Saved entries:
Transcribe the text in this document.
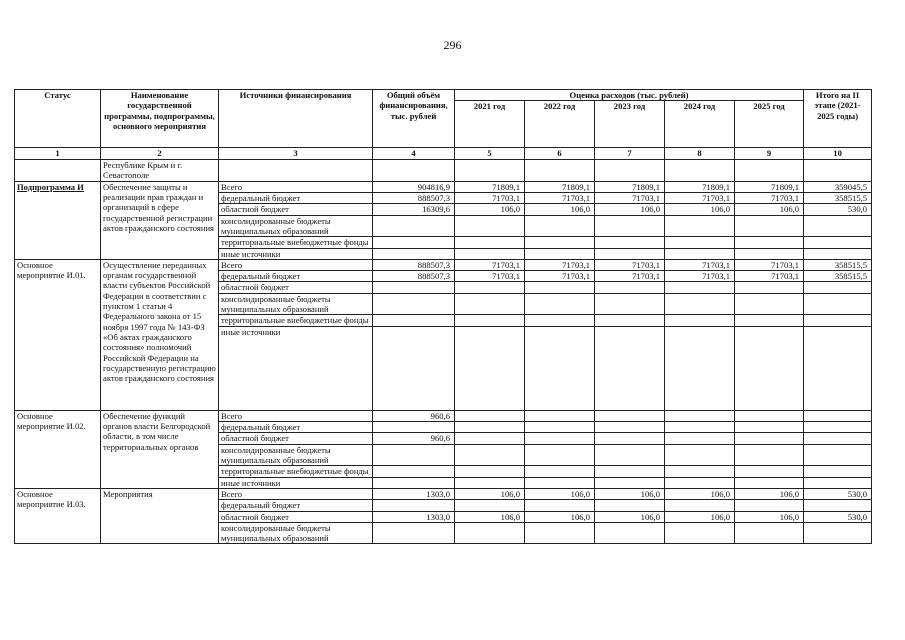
296
Статус	Наименование государственной программы, подпрограммы, основного мероприятия	Источники финансирования	Общий объём финансирования, тыс. рублей	Оценка расходов (тыс. рублей)					Итого на II этапе (2021-2025 годы)
				2021 год	2022 год	2023 год	2024 год	2025 год	
1	2	3	4	5	6	7	8	9	10
	Республике Крым и г. Севастополе								
Подпрограмма И	Обеспечение защиты и реализации прав граждан и организаций в сфере государственной регистрации актов гражданского состояния	Всего	904816,9	71809,1	71809,1	71809,1	71809,1	71809,1	359045,5
		федеральный бюджет	888507,3	71703,1	71703,1	71703,1	71703,1	71703,1	358515,5
		областной бюджет	16309,6	106,0	106,0	106,0	106,0	106,0	530,0
		консолидированные бюджеты муниципальных образований							
		территориальные внебюджетные фонды							
		иные источники							
Основное мероприятие И.01.	Осуществление переданных органам государственной власти субъектов Российской Федерации в соответствии с пунктом 1 статьи 4 Федерального закона от 15 ноября 1997 года № 143-ФЗ «Об актах гражданского состояния» полномочий Российской Федерации на государственную регистрацию актов гражданского состояния	Всего	888507,3	71703,1	71703,1	71703,1	71703,1	71703,1	358515,5
		федеральный бюджет	888507,3	71703,1	71703,1	71703,1	71703,1	71703,1	358515,5
		областной бюджет							
		консолидированные бюджеты муниципальных образований							
		территориальные внебюджетные фонды							
		иные источники							
Основное мероприятие И.02.	Обеспечение функций органов власти Белгородской области, в том числе территориальных органов	Всего	960,6						
		федеральный бюджет							
		областной бюджет	960,6						
		консолидированные бюджеты муниципальных образований							
		территориальные внебюджетные фонды							
		иные источники							
Основное мероприятие И.03.	Мероприятия	Всего	1303,0	106,0	106,0	106,0	106,0	106,0	530,0
		федеральный бюджет							
		областной бюджет	1303,0	106,0	106,0	106,0	106,0	106,0	530,0
		консолидированные бюджеты муниципальных образований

## EXERCISE DETAILS
Reproduce all the entries that precede this task, word for word, minus any pictures.

## COMPLETED EXERCISE
Transcribe the text in this document.
296
Статус	Наименование государственной программы, подпрограммы, основного мероприятия	Источники финансирования	Общий объём финансирования, тыс. рублей	Оценка расходов (тыс. рублей)					Итого на II этапе (2021-2025 годы)
				2021 год	2022 год	2023 год	2024 год	2025 год	
1	2	3	4	5	6	7	8	9	10
	Республике Крым и г. Севастополе								
Подпрограмма И	Обеспечение защиты и реализации прав граждан и организаций в сфере государственной регистрации актов гражданского состояния	Всего	904816,9	71809,1	71809,1	71809,1	71809,1	71809,1	359045,5
		федеральный бюджет	888507,3	71703,1	71703,1	71703,1	71703,1	71703,1	358515,5
		областной бюджет	16309,6	106,0	106,0	106,0	106,0	106,0	530,0
		консолидированные бюджеты муниципальных образований							
		территориальные внебюджетные фонды							
		иные источники							
Основное мероприятие И.01.	Осуществление переданных органам государственной власти субъектов Российской Федерации в соответствии с пунктом 1 статьи 4 Федерального закона от 15 ноября 1997 года № 143-ФЗ «Об актах гражданского состояния» полномочий Российской Федерации на государственную регистрацию актов гражданского состояния	Всего	888507,3	71703,1	71703,1	71703,1	71703,1	71703,1	358515,5
		федеральный бюджет	888507,3	71703,1	71703,1	71703,1	71703,1	71703,1	358515,5
		областной бюджет							
		консолидированные бюджеты муниципальных образований							
		территориальные внебюджетные фонды							
		иные источники							
Основное мероприятие И.02.	Обеспечение функций органов власти Белгородской области, в том числе территориальных органов	Всего	960,6						
		федеральный бюджет							
		областной бюджет	960,6						
		консолидированные бюджеты муниципальных образований							
		территориальные внебюджетные фонды							
		иные источники							
Основное мероприятие И.03.	Мероприятия	Всего	1303,0	106,0	106,0	106,0	106,0	106,0	530,0
		федеральный бюджет							
		областной бюджет	1303,0	106,0	106,0	106,0	106,0	106,0	530,0
		консолидированные бюджеты муниципальных образований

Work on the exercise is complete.